Exercise aim: All of the records below must be output exactly, with no pictures carried over.
---------- Task data ----------
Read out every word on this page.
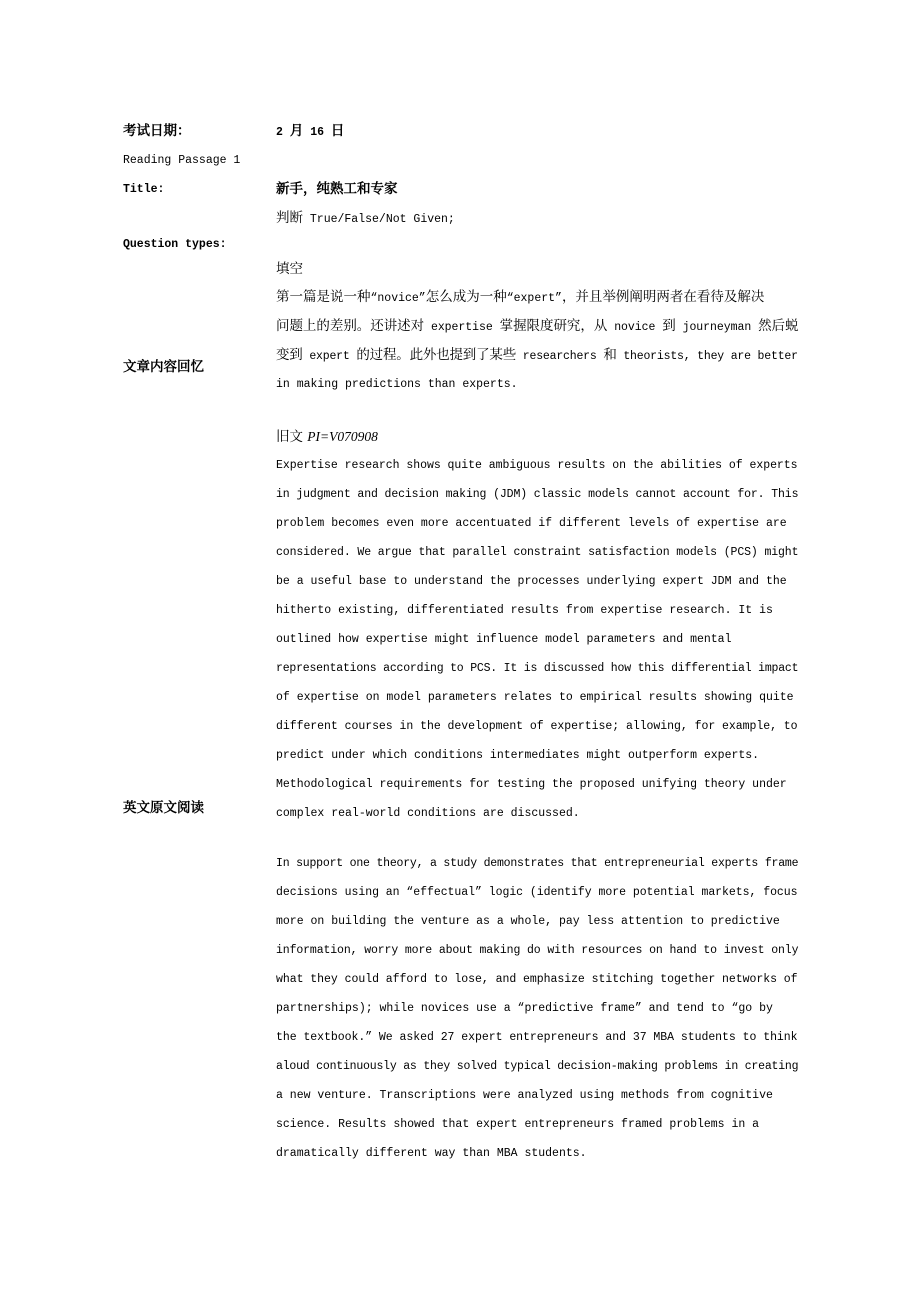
考试日期：	2 月 16 日
Reading Passage 1
Title:	新手，纯熟工和专家
判断 True/False/Not Given;
Question types:
填空
第一篇是说一种“novice”怎么成为一种“expert”，并且举例阐明两者在看待及解决
问题上的差别。还讲述对 expertise 掌握限度研究，从 novice 到 journeyman 然后蜕
变到 expert 的过程。此外也提到了某些 researchers 和 theorists, they are better
in making predictions than experts.
文章内容回忆
旧文 PI=V070908
Expertise research shows quite ambiguous results on the abilities of experts
in judgment and decision making (JDM) classic models cannot account for. This
problem becomes even more accentuated if different levels of expertise are
considered. We argue that parallel constraint satisfaction models (PCS) might
be a useful base to understand the processes underlying expert JDM and the
hitherto existing, differentiated results from expertise research. It is
outlined how expertise might influence model parameters and mental
representations according to PCS. It is discussed how this differential impact
of expertise on model parameters relates to empirical results showing quite
different courses in the development of expertise; allowing, for example, to
predict under which conditions intermediates might outperform experts.
Methodological requirements for testing the proposed unifying theory under
complex real-world conditions are discussed.
英文原文阅读
In support one theory, a study demonstrates that entrepreneurial experts frame
decisions using an “effectual” logic (identify more potential markets, focus
more on building the venture as a whole, pay less attention to predictive
information, worry more about making do with resources on hand to invest only
what they could afford to lose, and emphasize stitching together networks of
partnerships); while novices use a “predictive frame” and tend to “go by
the textbook.” We asked 27 expert entrepreneurs and 37 MBA students to think
aloud continuously as they solved typical decision-making problems in creating
a new venture. Transcriptions were analyzed using methods from cognitive
science. Results showed that expert entrepreneurs framed problems in a
dramatically different way than MBA students.
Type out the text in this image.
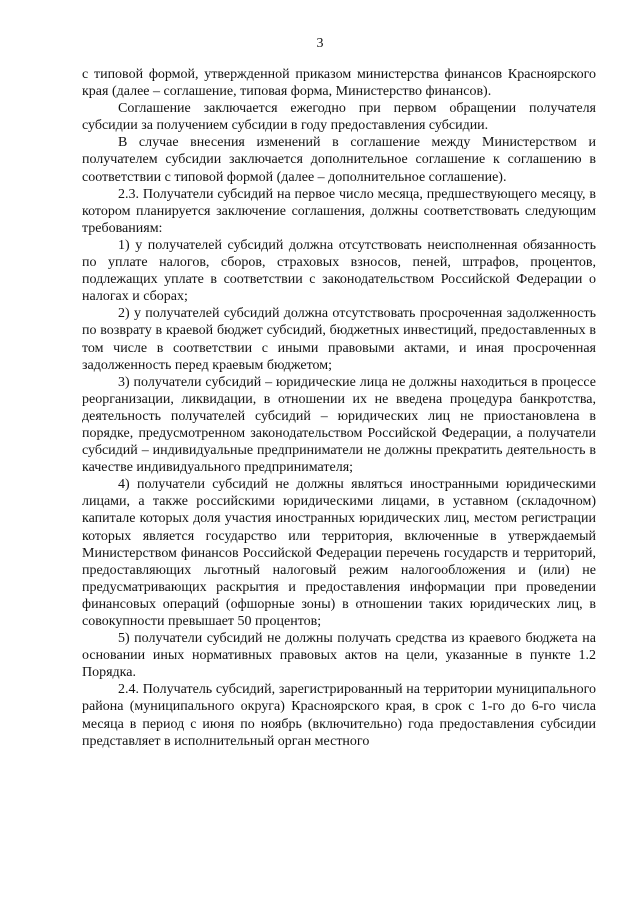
3

с типовой формой, утвержденной приказом министерства финансов Красноярского края (далее – соглашение, типовая форма, Министерство финансов).

Соглашение заключается ежегодно при первом обращении получателя субсидии за получением субсидии в году предоставления субсидии.

В случае внесения изменений в соглашение между Министерством и получателем субсидии заключается дополнительное соглашение к соглашению в соответствии с типовой формой (далее – дополнительное соглашение).

2.3. Получатели субсидий на первое число месяца, предшествующего месяцу, в котором планируется заключение соглашения, должны соответствовать следующим требованиям:

1) у получателей субсидий должна отсутствовать неисполненная обязанность по уплате налогов, сборов, страховых взносов, пеней, штрафов, процентов, подлежащих уплате в соответствии с законодательством Российской Федерации о налогах и сборах;

2) у получателей субсидий должна отсутствовать просроченная задолженность по возврату в краевой бюджет субсидий, бюджетных инвестиций, предоставленных в том числе в соответствии с иными правовыми актами, и иная просроченная задолженность перед краевым бюджетом;

3) получатели субсидий – юридические лица не должны находиться в процессе реорганизации, ликвидации, в отношении их не введена процедура банкротства, деятельность получателей субсидий – юридических лиц не приостановлена в порядке, предусмотренном законодательством Российской Федерации, а получатели субсидий – индивидуальные предприниматели не должны прекратить деятельность в качестве индивидуального предпринимателя;

4) получатели субсидий не должны являться иностранными юридическими лицами, а также российскими юридическими лицами, в уставном (складочном) капитале которых доля участия иностранных юридических лиц, местом регистрации которых является государство или территория, включенные в утверждаемый Министерством финансов Российской Федерации перечень государств и территорий, предоставляющих льготный налоговый режим налогообложения и (или) не предусматривающих раскрытия и предоставления информации при проведении финансовых операций (офшорные зоны) в отношении таких юридических лиц, в совокупности превышает 50 процентов;

5) получатели субсидий не должны получать средства из краевого бюджета на основании иных нормативных правовых актов на цели, указанные в пункте 1.2 Порядка.

2.4. Получатель субсидий, зарегистрированный на территории муниципального района (муниципального округа) Красноярского края, в срок с 1-го до 6-го числа месяца в период с июня по ноябрь (включительно) года предоставления субсидии представляет в исполнительный орган местного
----------
Written reply:
Read out every word on this page.
考试日期：	2 月 16 日
Reading Passage 1
Title:	新手，纯熟工和专家
判断 True/False/Not Given;
Question types:
填空
第一篇是说一种“novice”怎么成为一种“expert”，并且举例阐明两者在看待及解决
问题上的差别。还讲述对 expertise 掌握限度研究，从 novice 到 journeyman 然后蜕
变到 expert 的过程。此外也提到了某些 researchers 和 theorists, they are better
in making predictions than experts.
文章内容回忆
旧文 PI=V070908
Expertise research shows quite ambiguous results on the abilities of experts
in judgment and decision making (JDM) classic models cannot account for. This
problem becomes even more accentuated if different levels of expertise are
considered. We argue that parallel constraint satisfaction models (PCS) might
be a useful base to understand the processes underlying expert JDM and the
hitherto existing, differentiated results from expertise research. It is
outlined how expertise might influence model parameters and mental
representations according to PCS. It is discussed how this differential impact
of expertise on model parameters relates to empirical results showing quite
different courses in the development of expertise; allowing, for example, to
predict under which conditions intermediates might outperform experts.
Methodological requirements for testing the proposed unifying theory under
complex real-world conditions are discussed.
英文原文阅读
In support one theory, a study demonstrates that entrepreneurial experts frame
decisions using an “effectual” logic (identify more potential markets, focus
more on building the venture as a whole, pay less attention to predictive
information, worry more about making do with resources on hand to invest only
what they could afford to lose, and emphasize stitching together networks of
partnerships); while novices use a “predictive frame” and tend to “go by
the textbook.” We asked 27 expert entrepreneurs and 37 MBA students to think
aloud continuously as they solved typical decision-making problems in creating
a new venture. Transcriptions were analyzed using methods from cognitive
science. Results showed that expert entrepreneurs framed problems in a
dramatically different way than MBA students.
Type out the text in this image.
3

с типовой формой, утвержденной приказом министерства финансов Красноярского края (далее – соглашение, типовая форма, Министерство финансов).

Соглашение заключается ежегодно при первом обращении получателя субсидии за получением субсидии в году предоставления субсидии.

В случае внесения изменений в соглашение между Министерством и получателем субсидии заключается дополнительное соглашение к соглашению в соответствии с типовой формой (далее – дополнительное соглашение).

2.3. Получатели субсидий на первое число месяца, предшествующего месяцу, в котором планируется заключение соглашения, должны соответствовать следующим требованиям:

1) у получателей субсидий должна отсутствовать неисполненная обязанность по уплате налогов, сборов, страховых взносов, пеней, штрафов, процентов, подлежащих уплате в соответствии с законодательством Российской Федерации о налогах и сборах;

2) у получателей субсидий должна отсутствовать просроченная задолженность по возврату в краевой бюджет субсидий, бюджетных инвестиций, предоставленных в том числе в соответствии с иными правовыми актами, и иная просроченная задолженность перед краевым бюджетом;

3) получатели субсидий – юридические лица не должны находиться в процессе реорганизации, ликвидации, в отношении их не введена процедура банкротства, деятельность получателей субсидий – юридических лиц не приостановлена в порядке, предусмотренном законодательством Российской Федерации, а получатели субсидий – индивидуальные предприниматели не должны прекратить деятельность в качестве индивидуального предпринимателя;

4) получатели субсидий не должны являться иностранными юридическими лицами, а также российскими юридическими лицами, в уставном (складочном) капитале которых доля участия иностранных юридических лиц, местом регистрации которых является государство или территория, включенные в утверждаемый Министерством финансов Российской Федерации перечень государств и территорий, предоставляющих льготный налоговый режим налогообложения и (или) не предусматривающих раскрытия и предоставления информации при проведении финансовых операций (офшорные зоны) в отношении таких юридических лиц, в совокупности превышает 50 процентов;

5) получатели субсидий не должны получать средства из краевого бюджета на основании иных нормативных правовых актов на цели, указанные в пункте 1.2 Порядка.

2.4. Получатель субсидий, зарегистрированный на территории муниципального района (муниципального округа) Красноярского края, в срок с 1-го до 6-го числа месяца в период с июня по ноябрь (включительно) года предоставления субсидии представляет в исполнительный орган местного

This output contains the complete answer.